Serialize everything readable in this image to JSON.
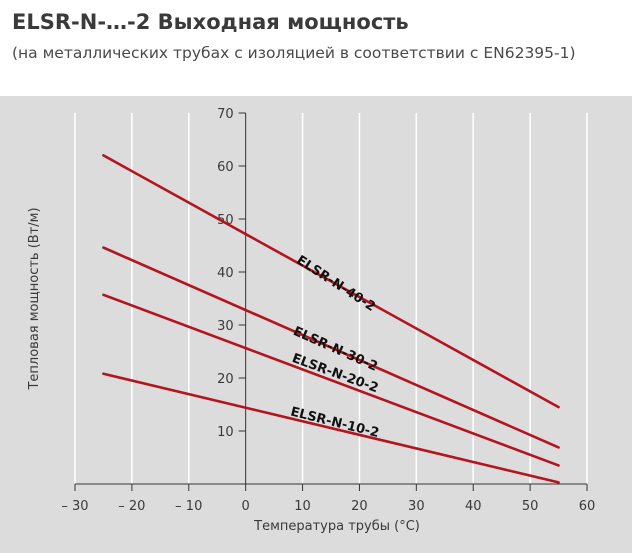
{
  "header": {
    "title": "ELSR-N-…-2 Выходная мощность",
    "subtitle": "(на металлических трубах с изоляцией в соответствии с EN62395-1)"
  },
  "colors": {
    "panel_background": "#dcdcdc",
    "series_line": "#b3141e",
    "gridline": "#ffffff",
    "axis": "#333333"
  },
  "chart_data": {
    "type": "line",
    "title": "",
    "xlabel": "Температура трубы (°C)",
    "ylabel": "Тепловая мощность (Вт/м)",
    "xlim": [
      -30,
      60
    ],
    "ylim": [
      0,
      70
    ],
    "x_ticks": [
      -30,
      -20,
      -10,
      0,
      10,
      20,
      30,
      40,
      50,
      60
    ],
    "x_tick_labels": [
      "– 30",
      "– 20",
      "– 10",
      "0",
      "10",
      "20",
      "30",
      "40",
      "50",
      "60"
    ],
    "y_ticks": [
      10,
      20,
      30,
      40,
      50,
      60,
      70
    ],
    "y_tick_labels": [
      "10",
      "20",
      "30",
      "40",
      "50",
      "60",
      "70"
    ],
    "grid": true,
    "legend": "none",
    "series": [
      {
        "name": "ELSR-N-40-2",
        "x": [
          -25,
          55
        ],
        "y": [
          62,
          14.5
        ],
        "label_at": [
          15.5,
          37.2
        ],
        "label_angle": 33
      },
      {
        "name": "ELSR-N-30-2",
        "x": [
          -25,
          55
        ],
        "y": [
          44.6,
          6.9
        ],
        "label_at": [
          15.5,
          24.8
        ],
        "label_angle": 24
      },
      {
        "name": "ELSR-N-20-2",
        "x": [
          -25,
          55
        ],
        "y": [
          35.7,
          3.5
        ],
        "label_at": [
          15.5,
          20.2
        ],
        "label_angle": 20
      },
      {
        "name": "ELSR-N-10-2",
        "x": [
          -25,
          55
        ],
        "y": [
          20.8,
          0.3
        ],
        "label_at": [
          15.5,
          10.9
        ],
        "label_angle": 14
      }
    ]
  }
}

Goal:
Repeat each entry exactly as it appears; skip any picture.

Answer to the exercise:
Serialize everything readable in this image to JSON.
{
  "header": {
    "title": "ELSR-N-…-2 Выходная мощность",
    "subtitle": "(на металлических трубах с изоляцией в соответствии с EN62395-1)"
  },
  "colors": {
    "panel_background": "#dcdcdc",
    "series_line": "#b3141e",
    "gridline": "#ffffff",
    "axis": "#333333"
  },
  "chart_data": {
    "type": "line",
    "title": "",
    "xlabel": "Температура трубы (°C)",
    "ylabel": "Тепловая мощность (Вт/м)",
    "xlim": [
      -30,
      60
    ],
    "ylim": [
      0,
      70
    ],
    "x_ticks": [
      -30,
      -20,
      -10,
      0,
      10,
      20,
      30,
      40,
      50,
      60
    ],
    "x_tick_labels": [
      "– 30",
      "– 20",
      "– 10",
      "0",
      "10",
      "20",
      "30",
      "40",
      "50",
      "60"
    ],
    "y_ticks": [
      10,
      20,
      30,
      40,
      50,
      60,
      70
    ],
    "y_tick_labels": [
      "10",
      "20",
      "30",
      "40",
      "50",
      "60",
      "70"
    ],
    "grid": true,
    "legend": "none",
    "series": [
      {
        "name": "ELSR-N-40-2",
        "x": [
          -25,
          55
        ],
        "y": [
          62,
          14.5
        ],
        "label_at": [
          15.5,
          37.2
        ],
        "label_angle": 33
      },
      {
        "name": "ELSR-N-30-2",
        "x": [
          -25,
          55
        ],
        "y": [
          44.6,
          6.9
        ],
        "label_at": [
          15.5,
          24.8
        ],
        "label_angle": 24
      },
      {
        "name": "ELSR-N-20-2",
        "x": [
          -25,
          55
        ],
        "y": [
          35.7,
          3.5
        ],
        "label_at": [
          15.5,
          20.2
        ],
        "label_angle": 20
      },
      {
        "name": "ELSR-N-10-2",
        "x": [
          -25,
          55
        ],
        "y": [
          20.8,
          0.3
        ],
        "label_at": [
          15.5,
          10.9
        ],
        "label_angle": 14
      }
    ]
  }
}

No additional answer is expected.